#### [EXERCISE PROMPT]
Would you output the whole listing below, exactly as it reads?

#### [DATA FOR THIS EXERCISE]
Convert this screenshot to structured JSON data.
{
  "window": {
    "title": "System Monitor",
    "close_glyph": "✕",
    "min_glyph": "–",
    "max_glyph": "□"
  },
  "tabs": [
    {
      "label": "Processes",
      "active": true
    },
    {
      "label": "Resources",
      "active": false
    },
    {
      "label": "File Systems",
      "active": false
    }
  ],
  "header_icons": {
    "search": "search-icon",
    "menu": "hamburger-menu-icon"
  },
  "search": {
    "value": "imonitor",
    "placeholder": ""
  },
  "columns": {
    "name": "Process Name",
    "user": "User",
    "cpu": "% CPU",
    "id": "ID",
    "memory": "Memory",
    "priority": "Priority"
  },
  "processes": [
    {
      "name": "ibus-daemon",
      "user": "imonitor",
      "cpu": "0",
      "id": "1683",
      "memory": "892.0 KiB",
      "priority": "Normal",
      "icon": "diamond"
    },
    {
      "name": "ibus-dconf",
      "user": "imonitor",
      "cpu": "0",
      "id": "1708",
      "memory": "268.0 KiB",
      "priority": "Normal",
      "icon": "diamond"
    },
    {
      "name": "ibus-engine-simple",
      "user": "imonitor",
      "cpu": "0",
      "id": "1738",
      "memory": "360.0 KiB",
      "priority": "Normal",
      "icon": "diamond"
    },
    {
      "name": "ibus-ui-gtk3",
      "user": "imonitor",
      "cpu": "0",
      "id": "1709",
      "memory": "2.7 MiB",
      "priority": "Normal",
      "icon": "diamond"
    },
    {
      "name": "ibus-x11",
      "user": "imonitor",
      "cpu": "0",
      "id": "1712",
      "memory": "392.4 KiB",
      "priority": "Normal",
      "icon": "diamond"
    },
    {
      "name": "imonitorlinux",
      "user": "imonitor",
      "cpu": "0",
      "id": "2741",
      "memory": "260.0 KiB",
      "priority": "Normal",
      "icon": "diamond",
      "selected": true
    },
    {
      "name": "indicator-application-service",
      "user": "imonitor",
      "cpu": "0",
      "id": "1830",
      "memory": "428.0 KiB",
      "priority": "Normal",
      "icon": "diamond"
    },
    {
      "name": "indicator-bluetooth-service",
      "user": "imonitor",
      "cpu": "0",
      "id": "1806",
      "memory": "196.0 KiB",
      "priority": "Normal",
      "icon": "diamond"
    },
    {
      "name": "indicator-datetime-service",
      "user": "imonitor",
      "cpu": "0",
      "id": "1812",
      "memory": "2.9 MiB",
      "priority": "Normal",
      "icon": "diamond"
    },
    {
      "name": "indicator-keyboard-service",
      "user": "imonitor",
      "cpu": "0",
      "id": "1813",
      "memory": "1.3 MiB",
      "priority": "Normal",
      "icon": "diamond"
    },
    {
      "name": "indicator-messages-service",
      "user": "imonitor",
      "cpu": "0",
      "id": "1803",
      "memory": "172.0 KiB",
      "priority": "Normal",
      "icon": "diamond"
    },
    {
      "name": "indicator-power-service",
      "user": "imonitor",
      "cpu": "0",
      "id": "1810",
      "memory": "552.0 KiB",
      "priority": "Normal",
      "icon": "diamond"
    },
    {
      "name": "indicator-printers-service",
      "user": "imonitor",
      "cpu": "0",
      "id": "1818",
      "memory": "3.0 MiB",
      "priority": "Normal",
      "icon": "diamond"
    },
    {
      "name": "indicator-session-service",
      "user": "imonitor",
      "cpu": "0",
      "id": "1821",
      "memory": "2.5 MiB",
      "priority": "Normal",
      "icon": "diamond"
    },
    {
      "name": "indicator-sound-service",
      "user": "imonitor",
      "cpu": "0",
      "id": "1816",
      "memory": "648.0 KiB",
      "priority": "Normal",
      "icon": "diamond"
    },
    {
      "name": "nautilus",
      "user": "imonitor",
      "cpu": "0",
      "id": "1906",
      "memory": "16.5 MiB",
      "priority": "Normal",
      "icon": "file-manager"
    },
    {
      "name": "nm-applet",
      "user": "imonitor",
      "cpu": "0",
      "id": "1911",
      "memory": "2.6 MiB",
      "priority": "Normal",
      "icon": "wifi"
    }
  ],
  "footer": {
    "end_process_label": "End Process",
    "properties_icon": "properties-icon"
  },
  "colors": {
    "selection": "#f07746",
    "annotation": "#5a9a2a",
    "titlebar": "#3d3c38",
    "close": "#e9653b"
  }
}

#### [EXERCISE OUTPUT]
Convert this screenshot to structured JSON data.
{
  "window": {
    "title": "System Monitor",
    "close_glyph": "✕",
    "min_glyph": "–",
    "max_glyph": "□"
  },
  "tabs": [
    {
      "label": "Processes",
      "active": true
    },
    {
      "label": "Resources",
      "active": false
    },
    {
      "label": "File Systems",
      "active": false
    }
  ],
  "header_icons": {
    "search": "search-icon",
    "menu": "hamburger-menu-icon"
  },
  "search": {
    "value": "imonitor",
    "placeholder": ""
  },
  "columns": {
    "name": "Process Name",
    "user": "User",
    "cpu": "% CPU",
    "id": "ID",
    "memory": "Memory",
    "priority": "Priority"
  },
  "processes": [
    {
      "name": "ibus-daemon",
      "user": "imonitor",
      "cpu": "0",
      "id": "1683",
      "memory": "892.0 KiB",
      "priority": "Normal",
      "icon": "diamond"
    },
    {
      "name": "ibus-dconf",
      "user": "imonitor",
      "cpu": "0",
      "id": "1708",
      "memory": "268.0 KiB",
      "priority": "Normal",
      "icon": "diamond"
    },
    {
      "name": "ibus-engine-simple",
      "user": "imonitor",
      "cpu": "0",
      "id": "1738",
      "memory": "360.0 KiB",
      "priority": "Normal",
      "icon": "diamond"
    },
    {
      "name": "ibus-ui-gtk3",
      "user": "imonitor",
      "cpu": "0",
      "id": "1709",
      "memory": "2.7 MiB",
      "priority": "Normal",
      "icon": "diamond"
    },
    {
      "name": "ibus-x11",
      "user": "imonitor",
      "cpu": "0",
      "id": "1712",
      "memory": "392.4 KiB",
      "priority": "Normal",
      "icon": "diamond"
    },
    {
      "name": "imonitorlinux",
      "user": "imonitor",
      "cpu": "0",
      "id": "2741",
      "memory": "260.0 KiB",
      "priority": "Normal",
      "icon": "diamond",
      "selected": true
    },
    {
      "name": "indicator-application-service",
      "user": "imonitor",
      "cpu": "0",
      "id": "1830",
      "memory": "428.0 KiB",
      "priority": "Normal",
      "icon": "diamond"
    },
    {
      "name": "indicator-bluetooth-service",
      "user": "imonitor",
      "cpu": "0",
      "id": "1806",
      "memory": "196.0 KiB",
      "priority": "Normal",
      "icon": "diamond"
    },
    {
      "name": "indicator-datetime-service",
      "user": "imonitor",
      "cpu": "0",
      "id": "1812",
      "memory": "2.9 MiB",
      "priority": "Normal",
      "icon": "diamond"
    },
    {
      "name": "indicator-keyboard-service",
      "user": "imonitor",
      "cpu": "0",
      "id": "1813",
      "memory": "1.3 MiB",
      "priority": "Normal",
      "icon": "diamond"
    },
    {
      "name": "indicator-messages-service",
      "user": "imonitor",
      "cpu": "0",
      "id": "1803",
      "memory": "172.0 KiB",
      "priority": "Normal",
      "icon": "diamond"
    },
    {
      "name": "indicator-power-service",
      "user": "imonitor",
      "cpu": "0",
      "id": "1810",
      "memory": "552.0 KiB",
      "priority": "Normal",
      "icon": "diamond"
    },
    {
      "name": "indicator-printers-service",
      "user": "imonitor",
      "cpu": "0",
      "id": "1818",
      "memory": "3.0 MiB",
      "priority": "Normal",
      "icon": "diamond"
    },
    {
      "name": "indicator-session-service",
      "user": "imonitor",
      "cpu": "0",
      "id": "1821",
      "memory": "2.5 MiB",
      "priority": "Normal",
      "icon": "diamond"
    },
    {
      "name": "indicator-sound-service",
      "user": "imonitor",
      "cpu": "0",
      "id": "1816",
      "memory": "648.0 KiB",
      "priority": "Normal",
      "icon": "diamond"
    },
    {
      "name": "nautilus",
      "user": "imonitor",
      "cpu": "0",
      "id": "1906",
      "memory": "16.5 MiB",
      "priority": "Normal",
      "icon": "file-manager"
    },
    {
      "name": "nm-applet",
      "user": "imonitor",
      "cpu": "0",
      "id": "1911",
      "memory": "2.6 MiB",
      "priority": "Normal",
      "icon": "wifi"
    }
  ],
  "footer": {
    "end_process_label": "End Process",
    "properties_icon": "properties-icon"
  },
  "colors": {
    "selection": "#f07746",
    "annotation": "#5a9a2a",
    "titlebar": "#3d3c38",
    "close": "#e9653b"
  }
}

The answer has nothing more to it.